• _SUPPLIED MATERIAL_:
□ □ □
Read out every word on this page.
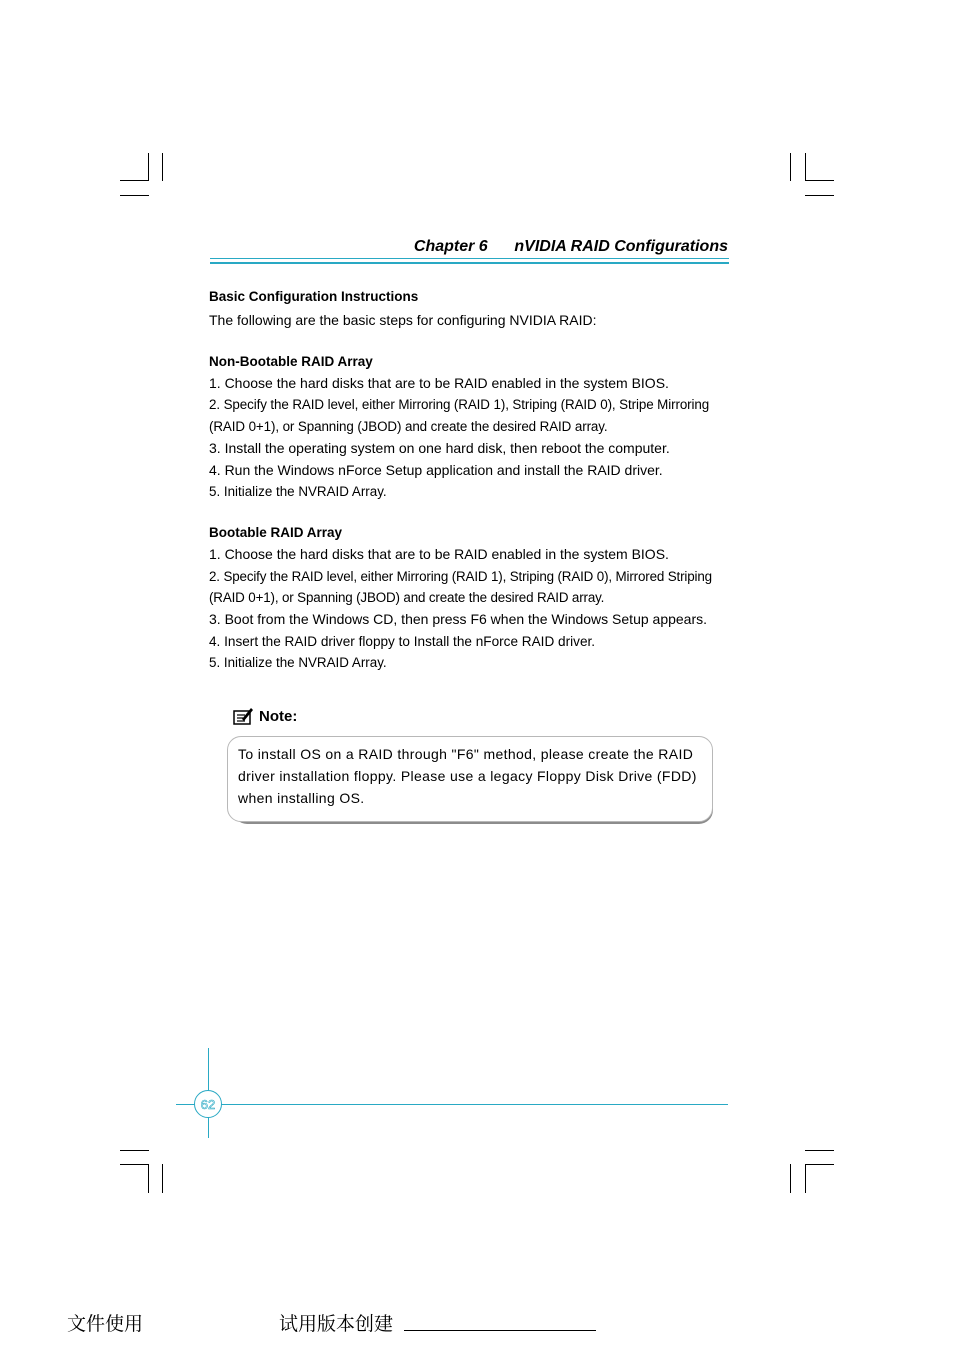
Chapter 6 nVIDIA RAID Configurations
Basic Configuration Instructions

The following are the basic steps for configuring NVIDIA RAID:

Non-Bootable RAID Array

1. Choose the hard disks that are to be RAID enabled in the system BIOS.

2. Specify the RAID level, either Mirroring (RAID 1), Striping (RAID 0), Stripe Mirroring (RAID 0+1), or Spanning (JBOD) and create the desired RAID array.

3. Install the operating system on one hard disk, then reboot the computer.

4. Run the Windows nForce Setup application and install the RAID driver.

5. Initialize the NVRAID Array.

Bootable RAID Array

1. Choose the hard disks that are to be RAID enabled in the system BIOS.

2. Specify the RAID level, either Mirroring (RAID 1), Striping (RAID 0), Mirrored Striping (RAID 0+1), or Spanning (JBOD) and create the desired RAID array.

3. Boot from the Windows CD, then press F6 when the Windows Setup appears.

4. Insert the RAID driver floppy to Install the nForce RAID driver.

5. Initialize the NVRAID Array.

Note:
To install OS on a RAID through "F6" method, please create the RAID driver installation floppy. Please use a legacy Floppy Disk Drive (FDD) when installing OS.
62
文件使用	试用版本创建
□ □ □
• _AIM_:
Transcribe the full listing above exactly as it stands, minus the pictures.

• _FINISHED EXERCISE_:
Read out every word on this page.
Chapter 6 nVIDIA RAID Configurations
Basic Configuration Instructions

The following are the basic steps for configuring NVIDIA RAID:

Non-Bootable RAID Array

1. Choose the hard disks that are to be RAID enabled in the system BIOS.

2. Specify the RAID level, either Mirroring (RAID 1), Striping (RAID 0), Stripe Mirroring (RAID 0+1), or Spanning (JBOD) and create the desired RAID array.

3. Install the operating system on one hard disk, then reboot the computer.

4. Run the Windows nForce Setup application and install the RAID driver.

5. Initialize the NVRAID Array.

Bootable RAID Array

1. Choose the hard disks that are to be RAID enabled in the system BIOS.

2. Specify the RAID level, either Mirroring (RAID 1), Striping (RAID 0), Mirrored Striping (RAID 0+1), or Spanning (JBOD) and create the desired RAID array.

3. Boot from the Windows CD, then press F6 when the Windows Setup appears.

4. Insert the RAID driver floppy to Install the nForce RAID driver.

5. Initialize the NVRAID Array.

Note:
To install OS on a RAID through "F6" method, please create the RAID driver installation floppy. Please use a legacy Floppy Disk Drive (FDD) when installing OS.
62
文件使用	试用版本创建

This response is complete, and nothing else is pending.